Tarea a realizar ▸ Reproduce de principio a fin, sin cambiar nada, el texto fuente que aparece más abajo sobre el tiempo en el cine.
++++ Texto fuente
En “La mujer sin cabeza”, en el momento
en que Verónica le dice al primo “creo que maté a alguien”, él gira y en su
cuello se ve la marca de un beso que evoca la infidelidad de ambos, el engaño,
y la escena que le vuelve al espectador a la memoria es la de ellos dos
juntos. Lo que se puede observar ahí es como una superposición de tiempos…
Hay una cosa que tiene el habla que es
muy interesante respecto del tiempo. Cuando alguien habla puede usar los verbos
en presente, pasado o futuro, esa propiedad temporal que tienen las palabras,
genera, para mí, la disolución de la idea del desplazamiento cronológico
consecutivo. Si yo estoy acá y cuento algo que a vos te importe del pasado, ese
pasado nos va a empezar a agobiar y las emociones de esa escena también. Esa
idea física de que cuando hay una cosa no hay otra, se destruye con el lenguaje.
Volviendo al beso en el cuello del personaje, esa es una huella clarísima de
una escena pasada en la película que se va a hacer presente en el espectador.
Llama la atención de tus películas, con
respecto al vestuario y las ambientaciones, e incluso con ciertos modismos del
lenguaje, la atemporalidad. Aunque reconozcamos una época, esta época puede
abarcar un período de 20 años o más, finales de los 1980 a 2000.
++++++++
++++ Datos proporcionados
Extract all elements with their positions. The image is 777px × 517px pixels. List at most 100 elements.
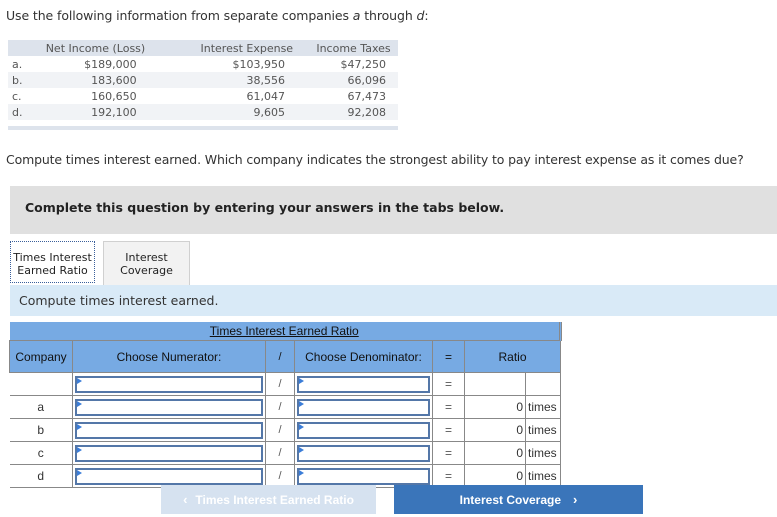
++++++++
Respuesta del ejercicio ▸
En “La mujer sin cabeza”, en el momento
en que Verónica le dice al primo “creo que maté a alguien”, él gira y en su
cuello se ve la marca de un beso que evoca la infidelidad de ambos, el engaño,
y la escena que le vuelve al espectador a la memoria es la de ellos dos
juntos. Lo que se puede observar ahí es como una superposición de tiempos…
Hay una cosa que tiene el habla que es
muy interesante respecto del tiempo. Cuando alguien habla puede usar los verbos
en presente, pasado o futuro, esa propiedad temporal que tienen las palabras,
genera, para mí, la disolución de la idea del desplazamiento cronológico
consecutivo. Si yo estoy acá y cuento algo que a vos te importe del pasado, ese
pasado nos va a empezar a agobiar y las emociones de esa escena también. Esa
idea física de que cuando hay una cosa no hay otra, se destruye con el lenguaje.
Volviendo al beso en el cuello del personaje, esa es una huella clarísima de
una escena pasada en la película que se va a hacer presente en el espectador.
Llama la atención de tus películas, con
respecto al vestuario y las ambientaciones, e incluso con ciertos modismos del
lenguaje, la atemporalidad. Aunque reconozcamos una época, esta época puede
abarcar un período de 20 años o más, finales de los 1980 a 2000.